TASK DESCRIPTION: Where a line in the listing contains the string "xlabel", copy that line out.

TASK INPUTS:
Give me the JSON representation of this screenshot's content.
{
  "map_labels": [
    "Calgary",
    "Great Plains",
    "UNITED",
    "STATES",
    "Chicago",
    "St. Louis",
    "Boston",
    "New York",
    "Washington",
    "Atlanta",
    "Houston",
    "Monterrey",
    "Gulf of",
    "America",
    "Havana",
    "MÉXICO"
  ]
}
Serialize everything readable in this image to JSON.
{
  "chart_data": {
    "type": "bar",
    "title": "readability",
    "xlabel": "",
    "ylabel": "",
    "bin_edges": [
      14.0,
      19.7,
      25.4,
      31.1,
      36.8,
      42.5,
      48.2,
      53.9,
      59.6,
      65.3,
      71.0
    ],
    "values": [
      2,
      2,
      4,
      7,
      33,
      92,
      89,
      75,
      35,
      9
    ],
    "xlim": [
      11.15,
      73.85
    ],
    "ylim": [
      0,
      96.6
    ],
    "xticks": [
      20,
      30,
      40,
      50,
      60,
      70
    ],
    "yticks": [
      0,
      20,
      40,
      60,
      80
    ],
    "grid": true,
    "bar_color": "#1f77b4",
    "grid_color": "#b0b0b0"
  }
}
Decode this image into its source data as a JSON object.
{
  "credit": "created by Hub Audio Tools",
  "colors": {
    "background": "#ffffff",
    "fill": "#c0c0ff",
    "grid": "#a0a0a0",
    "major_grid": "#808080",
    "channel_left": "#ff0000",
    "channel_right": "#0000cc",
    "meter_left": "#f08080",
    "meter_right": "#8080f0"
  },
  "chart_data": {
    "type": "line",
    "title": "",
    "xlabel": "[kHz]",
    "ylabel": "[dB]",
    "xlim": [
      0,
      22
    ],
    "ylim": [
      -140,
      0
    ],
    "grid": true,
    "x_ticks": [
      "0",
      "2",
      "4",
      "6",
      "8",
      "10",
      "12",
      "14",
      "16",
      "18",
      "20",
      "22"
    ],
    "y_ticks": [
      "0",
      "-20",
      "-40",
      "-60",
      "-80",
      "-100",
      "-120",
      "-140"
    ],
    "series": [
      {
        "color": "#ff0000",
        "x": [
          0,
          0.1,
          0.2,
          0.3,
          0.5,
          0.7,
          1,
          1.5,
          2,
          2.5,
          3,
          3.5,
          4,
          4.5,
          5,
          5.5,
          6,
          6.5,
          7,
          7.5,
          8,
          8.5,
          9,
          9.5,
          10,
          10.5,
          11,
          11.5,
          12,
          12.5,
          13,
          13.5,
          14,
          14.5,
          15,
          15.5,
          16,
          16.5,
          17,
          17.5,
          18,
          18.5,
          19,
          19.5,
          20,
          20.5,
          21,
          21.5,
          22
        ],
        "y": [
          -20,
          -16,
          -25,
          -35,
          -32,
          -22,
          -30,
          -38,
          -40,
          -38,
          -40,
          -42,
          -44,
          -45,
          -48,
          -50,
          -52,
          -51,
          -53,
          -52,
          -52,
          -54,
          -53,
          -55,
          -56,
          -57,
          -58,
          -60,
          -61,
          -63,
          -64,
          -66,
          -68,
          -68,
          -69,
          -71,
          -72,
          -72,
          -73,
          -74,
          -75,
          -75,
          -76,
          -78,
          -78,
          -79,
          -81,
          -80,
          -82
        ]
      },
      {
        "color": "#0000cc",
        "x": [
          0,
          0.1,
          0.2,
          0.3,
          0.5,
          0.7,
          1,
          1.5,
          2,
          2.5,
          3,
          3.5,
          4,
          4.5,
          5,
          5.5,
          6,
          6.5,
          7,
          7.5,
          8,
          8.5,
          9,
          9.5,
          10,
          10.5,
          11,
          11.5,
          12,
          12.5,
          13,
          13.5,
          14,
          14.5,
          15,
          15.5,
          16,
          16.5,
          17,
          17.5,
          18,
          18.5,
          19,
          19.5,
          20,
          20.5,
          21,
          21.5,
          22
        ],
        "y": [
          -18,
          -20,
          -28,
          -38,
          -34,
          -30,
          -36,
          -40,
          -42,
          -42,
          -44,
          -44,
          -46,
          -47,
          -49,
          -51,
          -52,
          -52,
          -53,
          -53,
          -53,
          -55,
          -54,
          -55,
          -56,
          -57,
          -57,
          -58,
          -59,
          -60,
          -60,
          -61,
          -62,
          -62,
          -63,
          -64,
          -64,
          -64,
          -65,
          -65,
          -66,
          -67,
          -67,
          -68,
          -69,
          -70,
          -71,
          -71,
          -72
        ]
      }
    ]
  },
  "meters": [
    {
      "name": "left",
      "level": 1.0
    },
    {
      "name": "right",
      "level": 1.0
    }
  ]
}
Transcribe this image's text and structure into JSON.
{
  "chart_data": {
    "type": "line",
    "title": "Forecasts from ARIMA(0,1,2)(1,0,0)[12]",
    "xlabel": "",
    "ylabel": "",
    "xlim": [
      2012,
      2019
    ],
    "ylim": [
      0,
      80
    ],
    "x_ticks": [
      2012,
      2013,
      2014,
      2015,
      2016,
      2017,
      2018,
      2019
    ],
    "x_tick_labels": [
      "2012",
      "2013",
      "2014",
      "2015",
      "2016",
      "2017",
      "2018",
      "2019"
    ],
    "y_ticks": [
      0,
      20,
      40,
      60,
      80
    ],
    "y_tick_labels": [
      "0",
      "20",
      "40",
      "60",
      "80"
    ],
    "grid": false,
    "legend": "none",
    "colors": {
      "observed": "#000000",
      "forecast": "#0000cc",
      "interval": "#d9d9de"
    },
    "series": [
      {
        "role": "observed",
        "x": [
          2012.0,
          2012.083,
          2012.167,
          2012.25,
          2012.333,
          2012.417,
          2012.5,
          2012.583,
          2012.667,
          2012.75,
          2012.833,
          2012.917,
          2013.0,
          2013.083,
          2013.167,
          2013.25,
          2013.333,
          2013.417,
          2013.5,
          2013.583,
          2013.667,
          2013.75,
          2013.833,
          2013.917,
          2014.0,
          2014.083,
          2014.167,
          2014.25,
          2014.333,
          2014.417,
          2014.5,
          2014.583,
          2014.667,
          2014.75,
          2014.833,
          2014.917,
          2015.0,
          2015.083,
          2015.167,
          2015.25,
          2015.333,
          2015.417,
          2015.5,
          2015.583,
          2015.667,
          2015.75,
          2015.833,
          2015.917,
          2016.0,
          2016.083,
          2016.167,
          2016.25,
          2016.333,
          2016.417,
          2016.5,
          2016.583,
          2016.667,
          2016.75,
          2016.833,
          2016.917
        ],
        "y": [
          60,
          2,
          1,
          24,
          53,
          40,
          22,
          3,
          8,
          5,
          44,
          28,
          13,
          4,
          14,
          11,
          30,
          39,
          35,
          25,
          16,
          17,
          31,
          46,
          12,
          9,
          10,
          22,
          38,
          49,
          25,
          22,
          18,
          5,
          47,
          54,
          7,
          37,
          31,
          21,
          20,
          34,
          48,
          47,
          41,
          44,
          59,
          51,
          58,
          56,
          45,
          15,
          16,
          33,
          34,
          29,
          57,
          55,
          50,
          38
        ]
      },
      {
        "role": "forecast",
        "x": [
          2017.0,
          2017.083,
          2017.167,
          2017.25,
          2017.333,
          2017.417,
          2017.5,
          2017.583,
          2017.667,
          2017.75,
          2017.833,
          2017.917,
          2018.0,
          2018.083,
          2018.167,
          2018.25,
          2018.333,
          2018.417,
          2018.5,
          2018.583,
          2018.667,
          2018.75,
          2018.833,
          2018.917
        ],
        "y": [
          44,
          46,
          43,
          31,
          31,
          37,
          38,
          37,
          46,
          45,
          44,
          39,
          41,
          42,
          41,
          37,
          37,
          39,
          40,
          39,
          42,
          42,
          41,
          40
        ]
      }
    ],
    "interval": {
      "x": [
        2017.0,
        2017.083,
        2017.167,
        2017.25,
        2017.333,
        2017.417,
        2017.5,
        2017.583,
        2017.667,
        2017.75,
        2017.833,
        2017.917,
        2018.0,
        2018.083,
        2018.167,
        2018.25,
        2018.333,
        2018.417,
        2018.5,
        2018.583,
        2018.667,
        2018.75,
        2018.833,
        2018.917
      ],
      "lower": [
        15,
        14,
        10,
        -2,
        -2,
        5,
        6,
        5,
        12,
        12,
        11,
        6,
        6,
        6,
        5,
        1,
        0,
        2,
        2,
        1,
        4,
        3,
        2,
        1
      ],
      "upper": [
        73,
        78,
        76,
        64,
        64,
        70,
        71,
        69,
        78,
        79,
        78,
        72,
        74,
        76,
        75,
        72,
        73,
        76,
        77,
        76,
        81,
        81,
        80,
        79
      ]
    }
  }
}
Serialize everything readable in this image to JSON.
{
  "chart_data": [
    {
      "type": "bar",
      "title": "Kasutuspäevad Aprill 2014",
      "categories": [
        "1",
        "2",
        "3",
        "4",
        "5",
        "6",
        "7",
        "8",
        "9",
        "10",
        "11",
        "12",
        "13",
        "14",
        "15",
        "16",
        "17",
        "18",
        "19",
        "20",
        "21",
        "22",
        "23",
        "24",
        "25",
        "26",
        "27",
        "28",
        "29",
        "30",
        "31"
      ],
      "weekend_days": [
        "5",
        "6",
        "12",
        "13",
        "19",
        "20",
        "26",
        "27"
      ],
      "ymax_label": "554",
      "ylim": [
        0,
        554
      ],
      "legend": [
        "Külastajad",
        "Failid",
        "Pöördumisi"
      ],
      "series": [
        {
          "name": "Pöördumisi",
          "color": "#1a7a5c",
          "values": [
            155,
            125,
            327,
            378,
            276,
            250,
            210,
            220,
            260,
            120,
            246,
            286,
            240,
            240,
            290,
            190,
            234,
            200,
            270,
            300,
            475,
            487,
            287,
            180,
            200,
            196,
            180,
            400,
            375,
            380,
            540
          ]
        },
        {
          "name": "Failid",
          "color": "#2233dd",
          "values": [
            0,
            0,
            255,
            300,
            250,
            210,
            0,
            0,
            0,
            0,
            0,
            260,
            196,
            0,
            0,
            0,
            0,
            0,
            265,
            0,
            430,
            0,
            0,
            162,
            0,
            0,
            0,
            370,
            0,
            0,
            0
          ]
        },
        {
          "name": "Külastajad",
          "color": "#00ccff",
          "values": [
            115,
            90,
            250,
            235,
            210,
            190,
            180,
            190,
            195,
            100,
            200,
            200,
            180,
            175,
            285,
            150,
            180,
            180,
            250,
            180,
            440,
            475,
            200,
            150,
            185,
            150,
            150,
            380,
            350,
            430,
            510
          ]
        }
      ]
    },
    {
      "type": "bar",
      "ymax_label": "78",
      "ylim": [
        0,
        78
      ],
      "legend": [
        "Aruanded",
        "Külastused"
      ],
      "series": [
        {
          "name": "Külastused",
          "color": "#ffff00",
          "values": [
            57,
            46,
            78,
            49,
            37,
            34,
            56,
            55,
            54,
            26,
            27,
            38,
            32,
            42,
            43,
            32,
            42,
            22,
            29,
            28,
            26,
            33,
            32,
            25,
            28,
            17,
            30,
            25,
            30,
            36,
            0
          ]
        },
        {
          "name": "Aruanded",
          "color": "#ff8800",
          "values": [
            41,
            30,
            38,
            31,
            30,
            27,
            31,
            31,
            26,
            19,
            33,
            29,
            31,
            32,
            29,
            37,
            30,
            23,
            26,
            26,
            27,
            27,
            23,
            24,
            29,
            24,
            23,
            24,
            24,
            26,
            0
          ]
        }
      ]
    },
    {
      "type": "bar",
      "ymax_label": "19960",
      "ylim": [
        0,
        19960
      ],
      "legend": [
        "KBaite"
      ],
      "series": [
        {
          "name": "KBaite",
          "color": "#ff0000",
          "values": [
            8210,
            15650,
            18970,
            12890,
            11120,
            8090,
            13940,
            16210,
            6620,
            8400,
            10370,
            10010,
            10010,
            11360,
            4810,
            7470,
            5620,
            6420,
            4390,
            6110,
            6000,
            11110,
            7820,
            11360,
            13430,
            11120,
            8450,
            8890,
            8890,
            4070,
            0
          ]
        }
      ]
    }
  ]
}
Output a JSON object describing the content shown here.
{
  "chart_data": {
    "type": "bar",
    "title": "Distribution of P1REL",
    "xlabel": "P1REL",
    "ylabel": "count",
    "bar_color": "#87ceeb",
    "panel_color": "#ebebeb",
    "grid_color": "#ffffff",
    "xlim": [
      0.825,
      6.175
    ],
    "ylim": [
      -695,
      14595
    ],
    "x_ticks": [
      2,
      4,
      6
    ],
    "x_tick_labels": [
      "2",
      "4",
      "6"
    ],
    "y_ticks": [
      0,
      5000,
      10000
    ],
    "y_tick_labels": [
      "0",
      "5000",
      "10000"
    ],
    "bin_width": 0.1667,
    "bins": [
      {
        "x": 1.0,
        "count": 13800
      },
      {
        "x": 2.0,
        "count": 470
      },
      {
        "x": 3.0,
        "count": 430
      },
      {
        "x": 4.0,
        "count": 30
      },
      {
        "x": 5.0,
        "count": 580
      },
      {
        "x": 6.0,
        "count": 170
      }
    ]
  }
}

FINISHED EXERCISE:
    "xlabel": "",
    "xlabel": "[kHz]",
    "xlabel": "",
    "xlabel": "P1REL",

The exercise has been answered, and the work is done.